Yang Diharapkan:
Lanjutkan tulisan tentang sastra zaman sekarang di bawah ini, dimulai tepat sesudah kalimat terakhirnya.

Bagian Dokumen:
------------------------------
Sastra Zaman Now
/1/
Melihat
sastra zaman sekarang, maka ada dua rasa yang ingin saya sampaikan, yaitu
senang dan sedih. Senang melihat sastra berkembang pesat dengan gaya, bentuk,
dan keunikan yang baru. Dan sedih karena implementasi dari sastra itu tidak
banyak tersampaikan ke masyarakat biasa, hanya terbatasi kepada para akademisi
dan orang-orang yang mampu beli buku. Implementasi yang saya maksud adalah
pengaruh. Maksud dari pengaruh bukanlah seperti pengaruh kitab suci atau
manifesto atau undang-undang untuk menuntun hidup manusia agamis, nasionalis
atau apapun itu. Maksud pengaruh di sini adalah perihal kemanusiaan dari
tiap-tiap karya sastra yang tidak sempat disampaikan di buku-buku besar
tersebut.
Dilansir dari Koran Kompas tanggal
23 September 2017, di seminar “Cakrawala Toleransi lewat Sastra” di Universitas
Sanata Dharma Yogyakarta, bertepatan dengan seratus hari mangkatnya HB Jassin, B
Rahmanto, dosen bahasa dan sastra Indonesia di sana menyampaikan bahwa sastra
di Indonesia masih terpinggirkan. Salah satu penyebab dari kejadian ini adalah
dunia pendidikan yang kurang mendukung kegiatan sastra di sekolah-sekolah. Menurutnya
lagi, pengajaran sastra memang tidak bisa lepas dari pengajaran bahasa. Tapi
tujuan dari pengajaran sastra berbeda dari bahasa. Tujuan dari pengajaran
sastra adalah menambah pengalaman siswa dan mengajarkan mereka agar lebih
tanggap dengan peristiwa-peristiwa dan hal-hal yang berkaitan dengan
kemanusiaan, dan lebih mengenal hormat terhadap tata nilai dalam individual
maupun sosial.
Menurut
Putu Wijaya dalam esainya, ia sangat prihatin akan perkembangan apresiasi
sastra di kalangan sekolah. Karena anaknya sendiri, yang bersekolah di sekolah
swasta, buku wajibnya adalah Harry Potter, yang mana adalah sebuah karya
populer dari Inggris. Miris bukan?
/2/
Mengacu pada pendapat Rene Wellek dalam buku Teori Kesusastraan, sastra adalah sebuah kegiatan
kreatif, atau lebih jelasnya sebuah kegiatan atau proses kepenulisan yang kreatif.
------------------------------
Data yang Diberikan:
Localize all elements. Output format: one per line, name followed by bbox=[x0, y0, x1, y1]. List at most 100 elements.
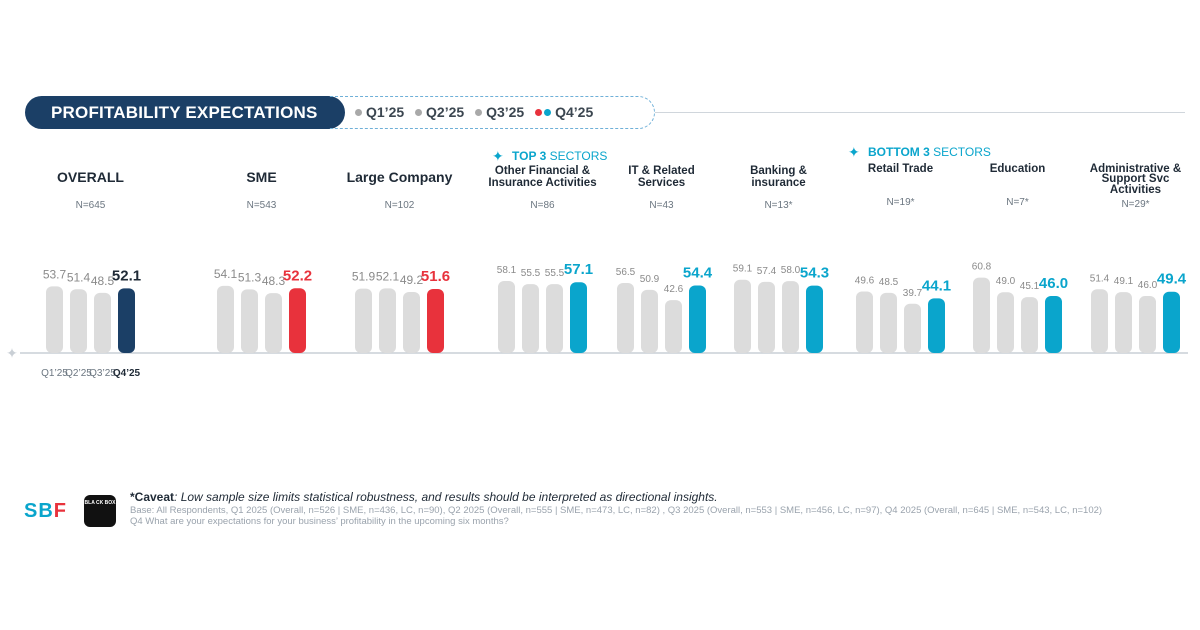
bottom3-sectors-label: BOTTOM 3 SECTORS bbox=[868, 145, 991, 159]
legend-frame bbox=[330, 96, 655, 129]
data-label: 49.1 bbox=[1114, 276, 1134, 287]
data-label: 54.1 bbox=[214, 267, 238, 281]
data-label: 48.5 bbox=[879, 277, 899, 288]
legend-item-q4: Q4’25 bbox=[535, 104, 593, 120]
blackbox-logo: BLA CK BOX bbox=[84, 495, 116, 527]
group-title: Retail Trade bbox=[868, 163, 933, 175]
group-title: Education bbox=[990, 163, 1046, 175]
bar bbox=[689, 285, 706, 353]
group-title: insurance bbox=[751, 177, 805, 189]
data-label: 54.4 bbox=[683, 265, 713, 282]
bar bbox=[241, 289, 258, 353]
data-label: 49.0 bbox=[996, 276, 1016, 287]
data-label: 49.6 bbox=[855, 275, 875, 286]
bar bbox=[880, 292, 897, 353]
legend: Q1’25 Q2’25 Q3’25 Q4’25 bbox=[355, 104, 600, 120]
sample-size: N=13* bbox=[764, 200, 792, 211]
sparkle-icon: ✦ bbox=[6, 345, 18, 361]
group-title: Activities bbox=[1110, 184, 1161, 196]
sparkle-icon: ✦ bbox=[848, 144, 860, 160]
bar bbox=[355, 288, 372, 353]
data-label: 60.8 bbox=[972, 262, 992, 273]
data-label: 48.3 bbox=[262, 274, 286, 288]
bar bbox=[570, 282, 587, 353]
data-label: 46.0 bbox=[1138, 280, 1158, 291]
legend-item-q3: Q3’25 bbox=[475, 104, 524, 120]
data-label: 53.7 bbox=[43, 267, 67, 281]
bar bbox=[46, 286, 63, 353]
legend-dot-icon bbox=[355, 108, 362, 116]
bar bbox=[94, 292, 111, 353]
bar bbox=[904, 303, 921, 353]
sample-size: N=543 bbox=[247, 200, 277, 211]
top3-sectors-label: TOP 3 SECTORS bbox=[512, 149, 607, 163]
bar bbox=[379, 288, 396, 353]
legend-dot-blue-icon bbox=[544, 108, 552, 116]
group-title: Banking & bbox=[750, 165, 807, 177]
data-label: 46.0 bbox=[1039, 275, 1068, 292]
data-label: 50.9 bbox=[640, 274, 660, 285]
sample-size: N=19* bbox=[886, 197, 914, 208]
bar bbox=[427, 289, 444, 353]
sample-size: N=29* bbox=[1121, 199, 1149, 210]
data-label: 55.5 bbox=[521, 268, 541, 279]
data-label: 52.1 bbox=[112, 267, 141, 284]
sbf-logo: SBF bbox=[24, 500, 68, 522]
sample-size: N=645 bbox=[76, 200, 106, 211]
bar bbox=[265, 293, 282, 353]
data-label: 54.3 bbox=[800, 265, 829, 282]
data-label: 44.1 bbox=[922, 277, 951, 294]
legend-dot-icon bbox=[415, 108, 423, 116]
x-tick-label: Q2’25 bbox=[65, 368, 92, 379]
data-label: 51.4 bbox=[67, 270, 91, 284]
bar bbox=[973, 277, 990, 353]
bar bbox=[665, 300, 682, 353]
data-label: 58.1 bbox=[497, 265, 517, 276]
bar bbox=[1045, 295, 1062, 353]
data-label: 51.9 bbox=[352, 270, 376, 284]
footer-notes: *Caveat: Low sample size limits statisti… bbox=[130, 490, 1110, 527]
bar bbox=[1091, 289, 1108, 353]
group-title: Insurance Activities bbox=[488, 177, 596, 189]
bar bbox=[758, 281, 775, 353]
bar bbox=[403, 291, 420, 353]
group-title: Administrative & bbox=[1090, 163, 1181, 175]
bar bbox=[70, 289, 87, 353]
bar bbox=[1021, 297, 1038, 353]
data-label: 51.6 bbox=[421, 268, 450, 285]
page-title: PROFITABILITY EXPECTATIONS bbox=[25, 96, 345, 129]
data-label: 49.4 bbox=[1157, 271, 1187, 288]
data-label: 52.2 bbox=[283, 267, 312, 284]
data-label: 49.2 bbox=[400, 273, 424, 287]
bar bbox=[289, 288, 306, 353]
x-tick-label: Q3’25 bbox=[89, 368, 116, 379]
data-label: 58.0 bbox=[781, 265, 801, 276]
caveat-note: *Caveat: Low sample size limits statisti… bbox=[130, 490, 718, 504]
bar bbox=[1139, 295, 1156, 353]
data-label: 52.1 bbox=[376, 269, 400, 283]
question-note: Q4 What are your expectations for your b… bbox=[130, 516, 509, 527]
bar bbox=[806, 285, 823, 353]
data-label: 45.1 bbox=[1020, 281, 1040, 292]
data-label: 59.1 bbox=[733, 264, 753, 275]
data-label: 39.7 bbox=[903, 288, 923, 299]
bar bbox=[1115, 292, 1132, 353]
group-title: SME bbox=[246, 169, 276, 185]
group-title: Large Company bbox=[347, 169, 453, 185]
group-title: IT & Related bbox=[628, 165, 694, 177]
bar bbox=[498, 280, 515, 353]
data-label: 56.5 bbox=[616, 267, 636, 278]
bar bbox=[546, 284, 563, 353]
data-label: 55.5 bbox=[545, 268, 565, 279]
group-title: Services bbox=[638, 177, 685, 189]
data-label: 51.4 bbox=[1090, 273, 1110, 284]
data-label: 57.1 bbox=[564, 261, 593, 278]
sparkle-icon: ✦ bbox=[492, 148, 504, 164]
bar bbox=[856, 291, 873, 353]
group-title: OVERALL bbox=[57, 169, 124, 185]
group-title: Support Svc bbox=[1102, 173, 1170, 185]
legend-item-q1: Q1’25 bbox=[355, 104, 404, 120]
group-title: Other Financial & bbox=[495, 165, 590, 177]
bar bbox=[617, 282, 634, 353]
------------------------------
Hasil Jawaban:
Nah, berbeda dengan studi sastra. Studi sastra adalah cabang ilmu pengetahuan.
Dan seorang penelaah sastra atau yang mempelajarinya harus dapat menerjemahkan
pengalaman sastranya dalam bahasa ilmiah, dan dapat menjabarkannya dalam uraian
yang jelas dan rasional (Wellek: 3). Jadi ada dua unsur yang perlu ditelaah
sekarang antara sastrawan dan peneliti sastra. Pernah disampaikan di kelas saya
bahwa sastrawan adalah orang yang mengerjakan proses kreatif kepenulisan, yang
nantinya akan menghasilkan sebuah karya sastra. Peneliti sastra adalah
seseorang yang bisa mengejawantahkan maksud-maksud dari karya-karya sastra yang
ada kepada masyarakat. Tapi di era ini, peneliti sastra pun bisa dibilang
sastrawan karena hasil dari penelitiannya adalah esai atau kritik sastra.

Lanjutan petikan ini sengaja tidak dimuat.